**Exercise requirements**
Given the records below, pull every line with the word "inflammatory" into the answer.

**Records**

-----

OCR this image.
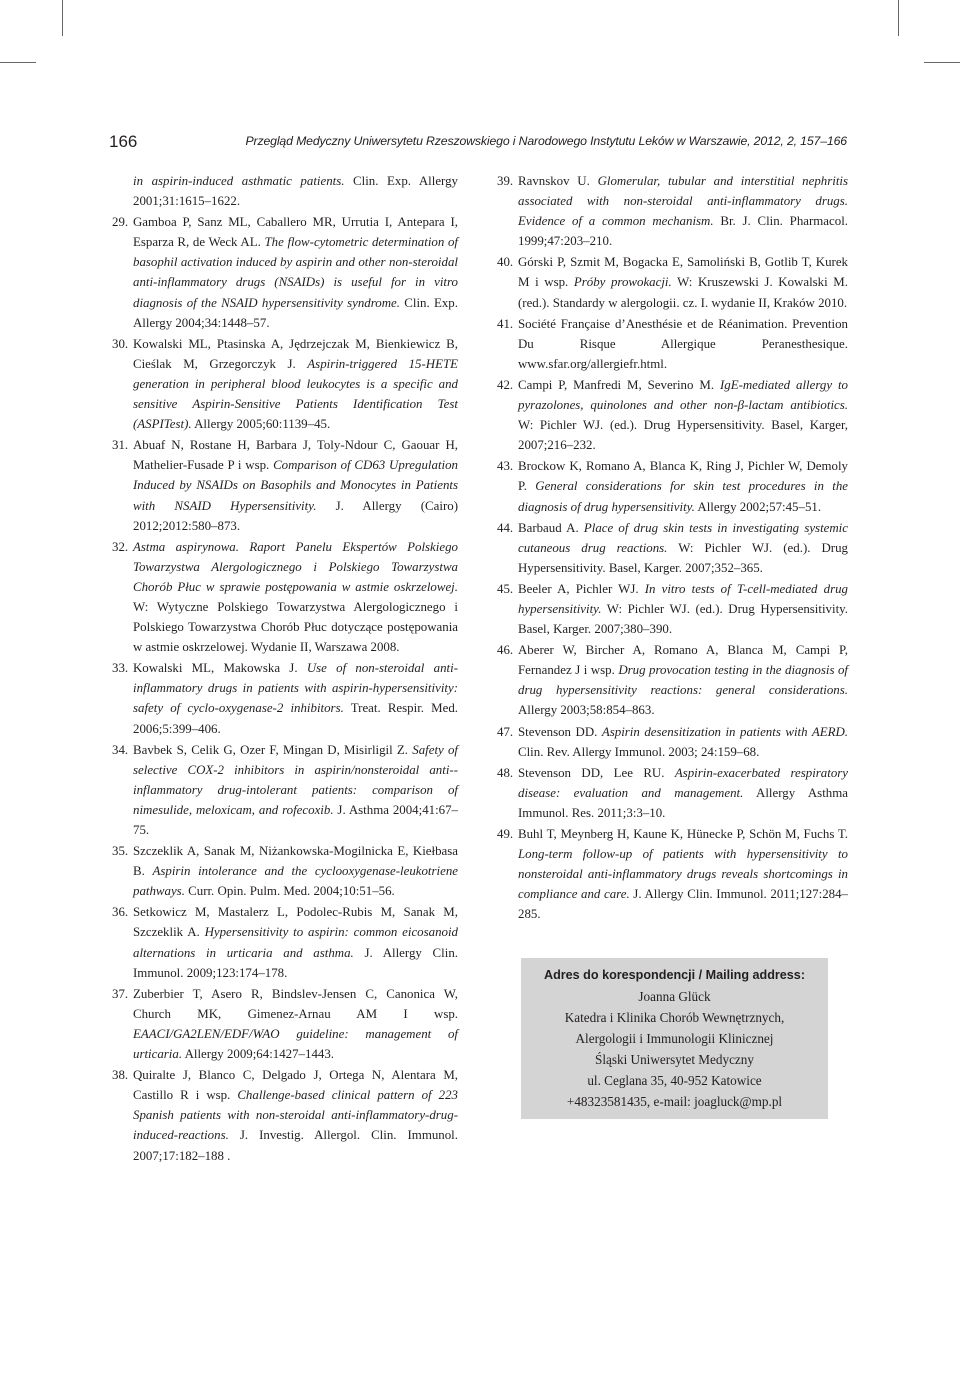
166	Przegląd Medyczny Uniwersytetu Rzeszowskiego i Narodowego Instytutu Leków w Warszawie, 2012, 2, 157–166
in aspirin-induced asthmatic patients. Clin. Exp. Allergy 2001;31:1615–1622.
29. Gamboa P, Sanz ML, Caballero MR, Urrutia I, Antepara I, Esparza R, de Weck AL. The flow-cytometric determination of basophil activation induced by aspirin and other non-steroidal anti-inflammatory drugs (NSAIDs) is useful for in vitro diagnosis of the NSAID hypersensitivity syndrome. Clin. Exp. Allergy 2004;34:1448–57.
30. Kowalski ML, Ptasinska A, Jędrzejczak M, Bienkiewicz B, Cieślak M, Grzegorczyk J. Aspirin-triggered 15-HETE generation in peripheral blood leukocytes is a specific and sensitive Aspirin-Sensitive Patients Identification Test (ASPITest). Allergy 2005;60:1139–45.
31. Abuaf N, Rostane H, Barbara J, Toly-Ndour C, Gaouar H, Mathelier-Fusade P i wsp. Comparison of CD63 Upregulation Induced by NSAIDs on Basophils and Monocytes in Patients with NSAID Hypersensitivity. J. Allergy (Cairo) 2012;2012:580–873.
32. Astma aspirynowa. Raport Panelu Ekspertów Polskiego Towarzystwa Alergologicznego i Polskiego Towarzystwa Chorób Płuc w sprawie postępowania w astmie oskrzelowej. W: Wytyczne Polskiego Towarzystwa Alergologicznego i Polskiego Towarzystwa Chorób Płuc dotyczące postępowania w astmie oskrzelowej. Wydanie II, Warszawa 2008.
33. Kowalski ML, Makowska J. Use of non-steroidal anti-inflammatory drugs in patients with aspirin-hypersensitivity: safety of cyclo-oxygenase-2 inhibitors. Treat. Respir. Med. 2006;5:399–406.
34. Bavbek S, Celik G, Ozer F, Mingan D, Misirligil Z. Safety of selective COX-2 inhibitors in aspirin/nonsteroidal anti--inflammatory drug-intolerant patients: comparison of nimesulide, meloxicam, and rofecoxib. J. Asthma 2004;41:67–75.
35. Szczeklik A, Sanak M, Niżankowska-Mogilnicka E, Kiełbasa B. Aspirin intolerance and the cyclooxygenase-leukotriene pathways. Curr. Opin. Pulm. Med. 2004;10:51–56.
36. Setkowicz M, Mastalerz L, Podolec-Rubis M, Sanak M, Szczeklik A. Hypersensitivity to aspirin: common eicosanoid alternations in urticaria and asthma. J. Allergy Clin. Immunol. 2009;123:174–178.
37. Zuberbier T, Asero R, Bindslev-Jensen C, Canonica W, Church MK, Gimenez-Arnau AM I wsp. EAACI/GA2LEN/EDF/WAO guideline: management of urticaria. Allergy 2009;64:1427–1443.
38. Quiralte J, Blanco C, Delgado J, Ortega N, Alentara M, Castillo R i wsp. Challenge-based clinical pattern of 223 Spanish patients with non-steroidal anti-inflammatory-drug-induced-reactions. J. Investig. Allergol. Clin. Immunol. 2007;17:182–188 .
39. Ravnskov U. Glomerular, tubular and interstitial nephritis associated with non-steroidal anti-inflammatory drugs. Evidence of a common mechanism. Br. J. Clin. Pharmacol. 1999;47:203–210.
40. Górski P, Szmit M, Bogacka E, Samoliński B, Gotlib T, Kurek M i wsp. Próby prowokacji. W: Kruszewski J. Kowalski M. (red.). Standardy w alergologii. cz. I. wydanie II, Kraków 2010.
41. Société Française d’Anesthésie et de Réanimation. Prevention Du Risque Allergique Peranesthesique. www.sfar.org/allergiefr.html.
42. Campi P, Manfredi M, Severino M. IgE-mediated allergy to pyrazolones, quinolones and other non-β-lactam antibiotics. W: Pichler WJ. (ed.). Drug Hypersensitivity. Basel, Karger, 2007;216–232.
43. Brockow K, Romano A, Blanca K, Ring J, Pichler W, Demoly P. General considerations for skin test procedures in the diagnosis of drug hypersensitivity. Allergy 2002;57:45–51.
44. Barbaud A. Place of drug skin tests in investigating systemic cutaneous drug reactions. W: Pichler WJ. (ed.). Drug Hypersensitivity. Basel, Karger. 2007;352–365.
45. Beeler A, Pichler WJ. In vitro tests of T-cell-mediated drug hypersensitivity. W: Pichler WJ. (ed.). Drug Hypersensitivity. Basel, Karger. 2007;380–390.
46. Aberer W, Bircher A, Romano A, Blanca M, Campi P, Fernandez J i wsp. Drug provocation testing in the diagnosis of drug hypersensitivity reactions: general considerations. Allergy 2003;58:854–863.
47. Stevenson DD. Aspirin desensitization in patients with AERD. Clin. Rev. Allergy Immunol. 2003; 24:159–68.
48. Stevenson DD, Lee RU. Aspirin-exacerbated respiratory disease: evaluation and management. Allergy Asthma Immunol. Res. 2011;3:3–10.
49. Buhl T, Meynberg H, Kaune K, Hünecke P, Schön M, Fuchs T. Long-term follow-up of patients with hypersensitivity to nonsteroidal anti-inflammatory drugs reveals shortcomings in compliance and care. J. Allergy Clin. Immunol. 2011;127:284–285.
Adres do korespondencji / Mailing address:
Joanna Glück
Katedra i Klinika Chorób Wewnętrznych,
Alergologii i Immunologii Klinicznej
Śląski Uniwersytet Medyczny
ul. Ceglana 35, 40-952 Katowice
+48323581435, e-mail: joagluck@mp.pl
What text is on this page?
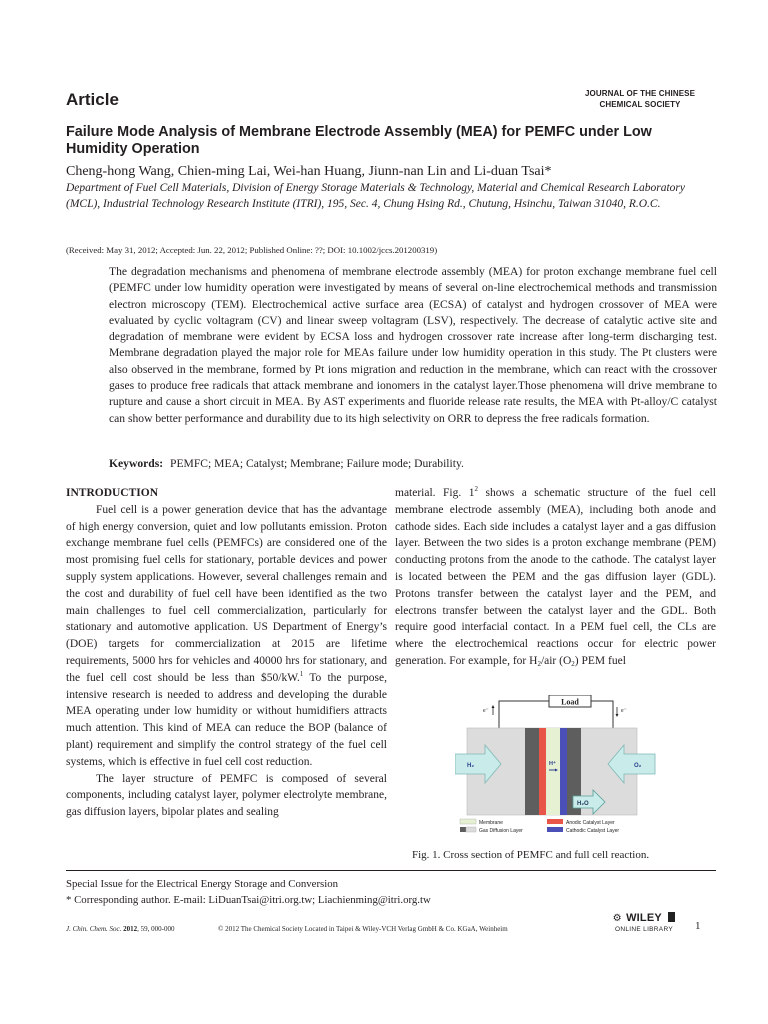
Article	JOURNAL OF THE CHINESE
CHEMICAL SOCIETY
Failure Mode Analysis of Membrane Electrode Assembly (MEA) for PEMFC under Low Humidity Operation
Cheng-hong Wang, Chien-ming Lai, Wei-han Huang, Jiunn-nan Lin and Li-duan Tsai*
Department of Fuel Cell Materials, Division of Energy Storage Materials & Technology, Material and Chemical Research Laboratory (MCL), Industrial Technology Research Institute (ITRI), 195, Sec. 4, Chung Hsing Rd., Chutung, Hsinchu, Taiwan 31040, R.O.C.
(Received: May 31, 2012; Accepted: Jun. 22, 2012; Published Online: ??; DOI: 10.1002/jccs.201200319)
The degradation mechanisms and phenomena of membrane electrode assembly (MEA) for proton exchange membrane fuel cell (PEMFC under low humidity operation were investigated by means of several on-line electrochemical methods and transmission electron microscopy (TEM). Electrochemical active surface area (ECSA) of catalyst and hydrogen crossover of MEA were evaluated by cyclic voltagram (CV) and linear sweep voltagram (LSV), respectively. The decrease of catalytic active site and degradation of membrane were evident by ECSA loss and hydrogen crossover rate increase after long-term discharging test. Membrane degradation played the major role for MEAs failure under low humidity operation in this study. The Pt clusters were also observed in the membrane, formed by Pt ions migration and reduction in the membrane, which can react with the crossover gases to produce free radicals that attack membrane and ionomers in the catalyst layer.Those phenomena will drive membrane to rupture and cause a short circuit in MEA. By AST experiments and fluoride release rate results, the MEA with Pt-alloy/C catalyst can show better performance and durability due to its high selectivity on ORR to depress the free radicals formation.
Keywords: PEMFC; MEA; Catalyst; Membrane; Failure mode; Durability.
INTRODUCTION

Fuel cell is a power generation device that has the advantage of high energy conversion, quiet and low pollutants emission. Proton exchange membrane fuel cells (PEMFCs) are considered one of the most promising fuel cells for stationary, portable devices and power supply system applications. However, several challenges remain and the cost and durability of fuel cell have been identified as the two main challenges to fuel cell commercialization, particularly for stationary and automotive application. US Department of Energy’s (DOE) targets for commercialization at 2015 are lifetime requirements, 5000 hrs for vehicles and 40000 hrs for stationary, and the fuel cell cost should be less than $50/kW.$^1$ To the purpose, intensive research is needed to address and developing the durable MEA operating under low humidity or without humidifiers attracts much attention. This kind of MEA can reduce the BOP (balance of plant) requirement and simplify the control strategy of the fuel cell systems, which is effective in fuel cell cost reduction.

The layer structure of PEMFC is composed of several components, including catalyst layer, polymer electrolyte membrane, gas diffusion layers, bipolar plates and sealing

material. Fig. $1^2$ shows a schematic structure of the fuel cell membrane electrode assembly (MEA), including both anode and cathode sides. Each side includes a catalyst layer and a gas diffusion layer. Between the two sides is a proton exchange membrane (PEM) conducting protons from the anode to the cathode. The catalyst layer is located between the PEM and the gas diffusion layer (GDL). Protons transfer between the catalyst layer and the PEM, and electrons transfer between the catalyst layer and the GDL. Both require good interfacial contact. In a PEM fuel cell, the CLs are where the electrochemical reactions occur for electric power generation. For example, for $H_2$/air $(O_2)$ PEM fuel

Load
e⁻	e⁻
H₂	O₂
H⁺
H₂O
Membrane	Anodic Catalyst Layer
Gas Diffusion Layer	Cathodic Catalyst Layer
Fig. 1. Cross section of PEMFC and full cell reaction.
Special Issue for the Electrical Energy Storage and Conversion
* Corresponding author. E-mail: LiDuanTsai@itri.org.tw; Liachienming@itri.org.tw
J. Chin. Chem. Soc. 2012, 59, 000-000	© 2012 The Chemical Society Located in Taipei & Wiley-VCH Verlag GmbH & Co. KGaA, Weinheim
⚙ WILEY
ONLINE LIBRARY	1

-----

**Response to the task**
29. Gamboa P, Sanz ML, Caballero MR, Urrutia I, Antepara I, Esparza R, de Weck AL. The flow-cytometric determination of basophil activation induced by aspirin and other non-steroidal anti-inflammatory drugs (NSAIDs) is useful for in vitro diagnosis of the NSAID hypersensitivity syndrome. Clin. Exp. Allergy 2004;34:1448–57.
33. Kowalski ML, Makowska J. Use of non-steroidal anti-inflammatory drugs in patients with aspirin-hypersensitivity: safety of cyclo-oxygenase-2 inhibitors. Treat. Respir. Med. 2006;5:399–406.
34. Bavbek S, Celik G, Ozer F, Mingan D, Misirligil Z. Safety of selective COX-2 inhibitors in aspirin/nonsteroidal anti--inflammatory drug-intolerant patients: comparison of nimesulide, meloxicam, and rofecoxib. J. Asthma 2004;41:67–75.
38. Quiralte J, Blanco C, Delgado J, Ortega N, Alentara M, Castillo R i wsp. Challenge-based clinical pattern of 223 Spanish patients with non-steroidal anti-inflammatory-drug-induced-reactions. J. Investig. Allergol. Clin. Immunol. 2007;17:182–188 .
39. Ravnskov U. Glomerular, tubular and interstitial nephritis associated with non-steroidal anti-inflammatory drugs. Evidence of a common mechanism. Br. J. Clin. Pharmacol. 1999;47:203–210.
49. Buhl T, Meynberg H, Kaune K, Hünecke P, Schön M, Fuchs T. Long-term follow-up of patients with hypersensitivity to nonsteroidal anti-inflammatory drugs reveals shortcomings in compliance and care. J. Allergy Clin. Immunol. 2011;127:284–285.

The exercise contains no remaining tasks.